** Start SOURCE DATA **

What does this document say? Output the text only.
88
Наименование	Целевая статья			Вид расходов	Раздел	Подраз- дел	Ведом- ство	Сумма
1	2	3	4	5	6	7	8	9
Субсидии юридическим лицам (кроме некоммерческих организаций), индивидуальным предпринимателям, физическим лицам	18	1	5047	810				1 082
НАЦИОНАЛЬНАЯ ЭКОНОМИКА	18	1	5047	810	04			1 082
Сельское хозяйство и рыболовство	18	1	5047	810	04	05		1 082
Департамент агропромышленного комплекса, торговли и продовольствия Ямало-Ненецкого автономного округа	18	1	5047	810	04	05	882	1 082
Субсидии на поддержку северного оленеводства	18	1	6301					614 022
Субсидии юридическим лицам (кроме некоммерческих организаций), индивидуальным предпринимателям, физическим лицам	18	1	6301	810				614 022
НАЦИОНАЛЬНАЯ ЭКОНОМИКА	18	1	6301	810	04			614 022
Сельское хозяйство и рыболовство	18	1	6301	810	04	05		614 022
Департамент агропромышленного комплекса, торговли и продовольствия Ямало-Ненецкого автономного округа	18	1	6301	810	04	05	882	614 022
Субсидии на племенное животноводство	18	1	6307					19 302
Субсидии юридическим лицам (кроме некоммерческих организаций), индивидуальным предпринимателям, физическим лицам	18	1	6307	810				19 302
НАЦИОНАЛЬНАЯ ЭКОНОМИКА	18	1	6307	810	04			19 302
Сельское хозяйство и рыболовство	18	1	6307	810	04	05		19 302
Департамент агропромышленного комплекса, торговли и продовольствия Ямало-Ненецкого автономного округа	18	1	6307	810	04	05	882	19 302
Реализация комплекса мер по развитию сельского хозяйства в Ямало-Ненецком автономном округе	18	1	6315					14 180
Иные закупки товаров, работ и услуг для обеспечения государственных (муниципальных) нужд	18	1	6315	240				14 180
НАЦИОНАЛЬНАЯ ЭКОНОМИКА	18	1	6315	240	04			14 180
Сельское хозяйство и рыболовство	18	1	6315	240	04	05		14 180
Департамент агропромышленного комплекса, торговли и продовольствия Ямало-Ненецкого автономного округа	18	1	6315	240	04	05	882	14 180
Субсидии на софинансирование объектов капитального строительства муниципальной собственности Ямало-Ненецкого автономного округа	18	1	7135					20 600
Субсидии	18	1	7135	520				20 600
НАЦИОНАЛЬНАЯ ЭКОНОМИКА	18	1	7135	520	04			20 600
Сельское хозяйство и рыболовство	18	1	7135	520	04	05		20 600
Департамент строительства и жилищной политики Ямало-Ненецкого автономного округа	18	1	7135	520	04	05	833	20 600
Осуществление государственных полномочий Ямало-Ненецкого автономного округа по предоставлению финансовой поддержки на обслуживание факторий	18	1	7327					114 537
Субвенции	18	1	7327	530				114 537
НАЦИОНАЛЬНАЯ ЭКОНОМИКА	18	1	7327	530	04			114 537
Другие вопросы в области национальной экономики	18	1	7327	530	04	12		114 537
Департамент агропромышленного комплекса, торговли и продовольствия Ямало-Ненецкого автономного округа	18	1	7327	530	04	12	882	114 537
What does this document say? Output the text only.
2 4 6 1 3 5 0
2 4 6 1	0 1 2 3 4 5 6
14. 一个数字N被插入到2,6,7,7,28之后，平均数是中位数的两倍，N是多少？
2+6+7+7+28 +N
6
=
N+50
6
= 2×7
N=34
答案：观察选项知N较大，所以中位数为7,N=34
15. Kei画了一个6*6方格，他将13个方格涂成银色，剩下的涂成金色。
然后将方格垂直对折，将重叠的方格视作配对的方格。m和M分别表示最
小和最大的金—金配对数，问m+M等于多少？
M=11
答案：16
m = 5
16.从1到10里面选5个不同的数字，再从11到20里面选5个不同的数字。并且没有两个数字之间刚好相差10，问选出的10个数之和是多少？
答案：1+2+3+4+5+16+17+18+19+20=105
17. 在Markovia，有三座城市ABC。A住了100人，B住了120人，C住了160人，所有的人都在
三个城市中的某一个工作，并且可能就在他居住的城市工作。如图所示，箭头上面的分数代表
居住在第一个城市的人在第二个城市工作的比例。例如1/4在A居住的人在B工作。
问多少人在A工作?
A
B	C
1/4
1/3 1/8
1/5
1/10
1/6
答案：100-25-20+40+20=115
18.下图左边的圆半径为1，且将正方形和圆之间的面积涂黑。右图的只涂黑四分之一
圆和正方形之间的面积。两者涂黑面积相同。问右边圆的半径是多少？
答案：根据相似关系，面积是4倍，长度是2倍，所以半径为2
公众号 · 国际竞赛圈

** End SOURCE DATA **

» **WRITTEN EXERCISE**: Write out the whole listing exactly.

» **RESULT OF THIS EXERCISE**:
What does this document say? Output the text only.
88
Наименование	Целевая статья			Вид расходов	Раздел	Подраз- дел	Ведом- ство	Сумма
1	2	3	4	5	6	7	8	9
Субсидии юридическим лицам (кроме некоммерческих организаций), индивидуальным предпринимателям, физическим лицам	18	1	5047	810				1 082
НАЦИОНАЛЬНАЯ ЭКОНОМИКА	18	1	5047	810	04			1 082
Сельское хозяйство и рыболовство	18	1	5047	810	04	05		1 082
Департамент агропромышленного комплекса, торговли и продовольствия Ямало-Ненецкого автономного округа	18	1	5047	810	04	05	882	1 082
Субсидии на поддержку северного оленеводства	18	1	6301					614 022
Субсидии юридическим лицам (кроме некоммерческих организаций), индивидуальным предпринимателям, физическим лицам	18	1	6301	810				614 022
НАЦИОНАЛЬНАЯ ЭКОНОМИКА	18	1	6301	810	04			614 022
Сельское хозяйство и рыболовство	18	1	6301	810	04	05		614 022
Департамент агропромышленного комплекса, торговли и продовольствия Ямало-Ненецкого автономного округа	18	1	6301	810	04	05	882	614 022
Субсидии на племенное животноводство	18	1	6307					19 302
Субсидии юридическим лицам (кроме некоммерческих организаций), индивидуальным предпринимателям, физическим лицам	18	1	6307	810				19 302
НАЦИОНАЛЬНАЯ ЭКОНОМИКА	18	1	6307	810	04			19 302
Сельское хозяйство и рыболовство	18	1	6307	810	04	05		19 302
Департамент агропромышленного комплекса, торговли и продовольствия Ямало-Ненецкого автономного округа	18	1	6307	810	04	05	882	19 302
Реализация комплекса мер по развитию сельского хозяйства в Ямало-Ненецком автономном округе	18	1	6315					14 180
Иные закупки товаров, работ и услуг для обеспечения государственных (муниципальных) нужд	18	1	6315	240				14 180
НАЦИОНАЛЬНАЯ ЭКОНОМИКА	18	1	6315	240	04			14 180
Сельское хозяйство и рыболовство	18	1	6315	240	04	05		14 180
Департамент агропромышленного комплекса, торговли и продовольствия Ямало-Ненецкого автономного округа	18	1	6315	240	04	05	882	14 180
Субсидии на софинансирование объектов капитального строительства муниципальной собственности Ямало-Ненецкого автономного округа	18	1	7135					20 600
Субсидии	18	1	7135	520				20 600
НАЦИОНАЛЬНАЯ ЭКОНОМИКА	18	1	7135	520	04			20 600
Сельское хозяйство и рыболовство	18	1	7135	520	04	05		20 600
Департамент строительства и жилищной политики Ямало-Ненецкого автономного округа	18	1	7135	520	04	05	833	20 600
Осуществление государственных полномочий Ямало-Ненецкого автономного округа по предоставлению финансовой поддержки на обслуживание факторий	18	1	7327					114 537
Субвенции	18	1	7327	530				114 537
НАЦИОНАЛЬНАЯ ЭКОНОМИКА	18	1	7327	530	04			114 537
Другие вопросы в области национальной экономики	18	1	7327	530	04	12		114 537
Департамент агропромышленного комплекса, торговли и продовольствия Ямало-Ненецкого автономного округа	18	1	7327	530	04	12	882	114 537
What does this document say? Output the text only.
2 4 6 1 3 5 0
2 4 6 1	0 1 2 3 4 5 6
14. 一个数字N被插入到2,6,7,7,28之后，平均数是中位数的两倍，N是多少？
2+6+7+7+28 +N
6
=
N+50
6
= 2×7
N=34
答案：观察选项知N较大，所以中位数为7,N=34
15. Kei画了一个6*6方格，他将13个方格涂成银色，剩下的涂成金色。
然后将方格垂直对折，将重叠的方格视作配对的方格。m和M分别表示最
小和最大的金—金配对数，问m+M等于多少？
M=11
答案：16
m = 5
16.从1到10里面选5个不同的数字，再从11到20里面选5个不同的数字。并且没有两个数字之间刚好相差10，问选出的10个数之和是多少？
答案：1+2+3+4+5+16+17+18+19+20=105
17. 在Markovia，有三座城市ABC。A住了100人，B住了120人，C住了160人，所有的人都在
三个城市中的某一个工作，并且可能就在他居住的城市工作。如图所示，箭头上面的分数代表
居住在第一个城市的人在第二个城市工作的比例。例如1/4在A居住的人在B工作。
问多少人在A工作?
A
B	C
1/4
1/3 1/8
1/5
1/10
1/6
答案：100-25-20+40+20=115
18.下图左边的圆半径为1，且将正方形和圆之间的面积涂黑。右图的只涂黑四分之一
圆和正方形之间的面积。两者涂黑面积相同。问右边圆的半径是多少？
答案：根据相似关系，面积是4倍，长度是2倍，所以半径为2
公众号 · 国际竞赛圈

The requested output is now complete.